● **Supplied entries**
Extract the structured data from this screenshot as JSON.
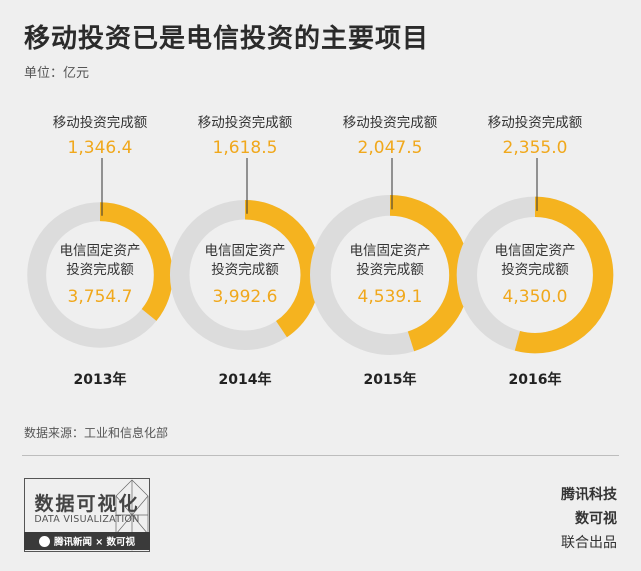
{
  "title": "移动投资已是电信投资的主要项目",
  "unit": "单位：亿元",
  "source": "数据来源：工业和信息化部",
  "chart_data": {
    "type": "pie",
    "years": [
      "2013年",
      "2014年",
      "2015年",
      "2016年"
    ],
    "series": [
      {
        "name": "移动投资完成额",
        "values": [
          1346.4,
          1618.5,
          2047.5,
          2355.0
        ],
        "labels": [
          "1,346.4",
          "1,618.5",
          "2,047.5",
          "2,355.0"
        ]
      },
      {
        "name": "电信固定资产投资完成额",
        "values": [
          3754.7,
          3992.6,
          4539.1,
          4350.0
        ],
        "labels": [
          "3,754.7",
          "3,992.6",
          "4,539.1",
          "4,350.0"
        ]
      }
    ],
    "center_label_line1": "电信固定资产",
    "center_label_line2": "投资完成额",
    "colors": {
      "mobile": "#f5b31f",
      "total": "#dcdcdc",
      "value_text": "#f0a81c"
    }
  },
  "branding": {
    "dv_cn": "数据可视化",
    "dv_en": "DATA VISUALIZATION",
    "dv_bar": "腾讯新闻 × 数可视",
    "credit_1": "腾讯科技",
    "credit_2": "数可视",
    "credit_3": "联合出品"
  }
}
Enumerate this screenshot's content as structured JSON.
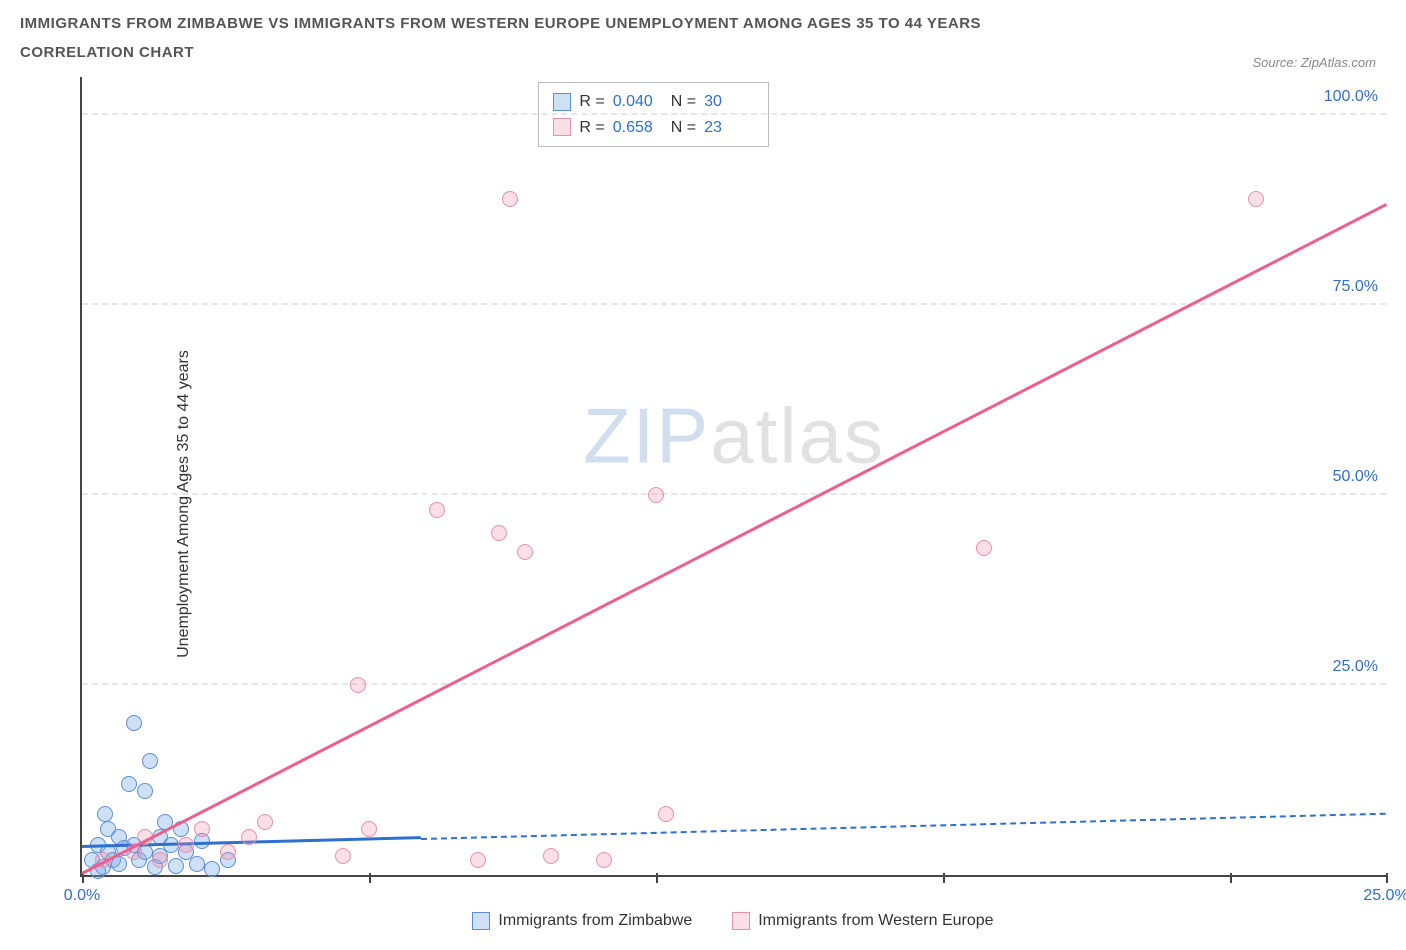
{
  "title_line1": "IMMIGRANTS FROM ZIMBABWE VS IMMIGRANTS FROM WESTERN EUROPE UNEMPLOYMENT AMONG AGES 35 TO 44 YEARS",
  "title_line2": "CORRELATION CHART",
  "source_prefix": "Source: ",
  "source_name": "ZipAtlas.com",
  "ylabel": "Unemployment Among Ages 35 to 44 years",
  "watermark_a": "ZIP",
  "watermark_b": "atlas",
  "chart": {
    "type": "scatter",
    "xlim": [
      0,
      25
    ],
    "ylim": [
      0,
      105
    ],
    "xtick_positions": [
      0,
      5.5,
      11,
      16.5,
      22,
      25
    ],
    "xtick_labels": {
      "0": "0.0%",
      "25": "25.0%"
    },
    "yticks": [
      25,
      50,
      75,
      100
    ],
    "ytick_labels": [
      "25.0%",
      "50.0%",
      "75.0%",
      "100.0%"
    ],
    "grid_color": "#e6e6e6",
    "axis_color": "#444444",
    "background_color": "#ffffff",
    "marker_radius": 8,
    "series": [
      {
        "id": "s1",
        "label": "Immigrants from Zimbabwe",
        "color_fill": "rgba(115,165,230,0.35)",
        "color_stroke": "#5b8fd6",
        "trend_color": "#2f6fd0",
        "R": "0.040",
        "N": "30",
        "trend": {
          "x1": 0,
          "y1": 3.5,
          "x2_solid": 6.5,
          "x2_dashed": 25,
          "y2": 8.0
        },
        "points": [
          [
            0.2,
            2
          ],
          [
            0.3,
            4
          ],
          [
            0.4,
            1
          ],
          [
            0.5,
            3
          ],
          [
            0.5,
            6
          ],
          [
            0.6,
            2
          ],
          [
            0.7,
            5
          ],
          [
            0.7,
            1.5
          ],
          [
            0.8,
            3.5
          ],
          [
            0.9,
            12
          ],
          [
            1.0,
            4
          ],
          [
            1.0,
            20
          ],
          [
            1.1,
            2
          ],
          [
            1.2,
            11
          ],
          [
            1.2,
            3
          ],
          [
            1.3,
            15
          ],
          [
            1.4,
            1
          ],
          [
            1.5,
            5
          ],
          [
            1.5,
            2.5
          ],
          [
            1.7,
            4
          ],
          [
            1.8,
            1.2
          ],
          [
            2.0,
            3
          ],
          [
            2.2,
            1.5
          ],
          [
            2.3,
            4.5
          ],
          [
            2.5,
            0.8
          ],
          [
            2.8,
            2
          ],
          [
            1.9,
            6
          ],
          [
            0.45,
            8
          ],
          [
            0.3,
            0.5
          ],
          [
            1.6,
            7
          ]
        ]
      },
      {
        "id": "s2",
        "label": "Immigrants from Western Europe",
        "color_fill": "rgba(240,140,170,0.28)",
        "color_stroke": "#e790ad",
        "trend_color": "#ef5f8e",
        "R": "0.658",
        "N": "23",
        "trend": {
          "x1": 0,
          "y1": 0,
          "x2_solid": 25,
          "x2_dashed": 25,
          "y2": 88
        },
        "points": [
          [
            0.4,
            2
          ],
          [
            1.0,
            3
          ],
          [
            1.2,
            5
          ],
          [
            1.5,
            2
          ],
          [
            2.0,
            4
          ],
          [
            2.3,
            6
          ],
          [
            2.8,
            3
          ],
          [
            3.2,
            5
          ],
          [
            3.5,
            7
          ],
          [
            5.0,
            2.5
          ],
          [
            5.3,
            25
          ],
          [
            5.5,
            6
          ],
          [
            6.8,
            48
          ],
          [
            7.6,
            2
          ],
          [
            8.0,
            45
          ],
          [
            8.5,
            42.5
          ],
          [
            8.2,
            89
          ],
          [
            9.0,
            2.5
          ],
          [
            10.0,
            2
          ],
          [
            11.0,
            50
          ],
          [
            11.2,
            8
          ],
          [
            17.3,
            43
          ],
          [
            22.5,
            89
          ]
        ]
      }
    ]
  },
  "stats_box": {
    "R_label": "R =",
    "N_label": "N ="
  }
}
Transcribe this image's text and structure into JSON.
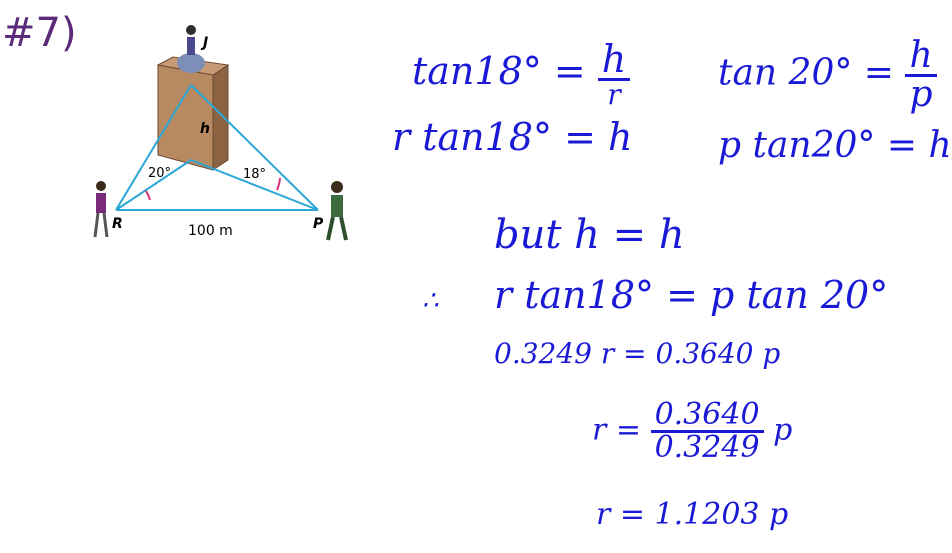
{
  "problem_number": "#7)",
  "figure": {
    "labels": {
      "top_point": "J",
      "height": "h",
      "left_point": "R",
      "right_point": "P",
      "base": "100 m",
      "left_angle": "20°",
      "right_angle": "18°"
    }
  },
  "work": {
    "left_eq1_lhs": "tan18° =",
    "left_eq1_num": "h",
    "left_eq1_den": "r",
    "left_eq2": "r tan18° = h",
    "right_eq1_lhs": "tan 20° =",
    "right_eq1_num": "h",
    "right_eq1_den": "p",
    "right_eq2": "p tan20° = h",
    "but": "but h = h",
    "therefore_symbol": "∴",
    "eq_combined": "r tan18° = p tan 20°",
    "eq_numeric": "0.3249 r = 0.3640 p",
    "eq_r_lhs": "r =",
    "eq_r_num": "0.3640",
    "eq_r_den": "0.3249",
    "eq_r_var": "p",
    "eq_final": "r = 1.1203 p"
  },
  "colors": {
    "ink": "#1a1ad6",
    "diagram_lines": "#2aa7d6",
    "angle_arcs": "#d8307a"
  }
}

...

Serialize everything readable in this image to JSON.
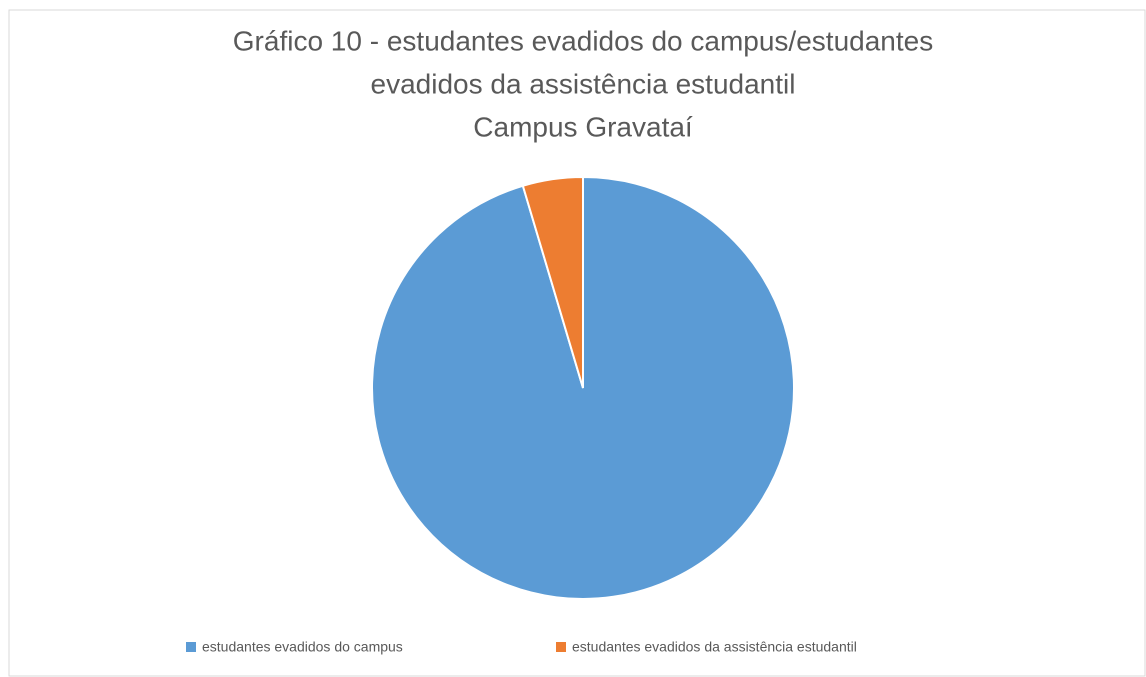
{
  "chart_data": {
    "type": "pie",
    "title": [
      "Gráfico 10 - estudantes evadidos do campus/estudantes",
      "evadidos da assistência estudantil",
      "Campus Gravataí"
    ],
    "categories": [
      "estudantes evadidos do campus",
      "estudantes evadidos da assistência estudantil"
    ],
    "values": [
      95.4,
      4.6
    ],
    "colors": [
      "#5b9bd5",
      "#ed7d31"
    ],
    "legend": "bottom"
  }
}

● **Short task**
Report how many lines of the listing hold the string "estudantil", giving only the number.

● **Full solution**
2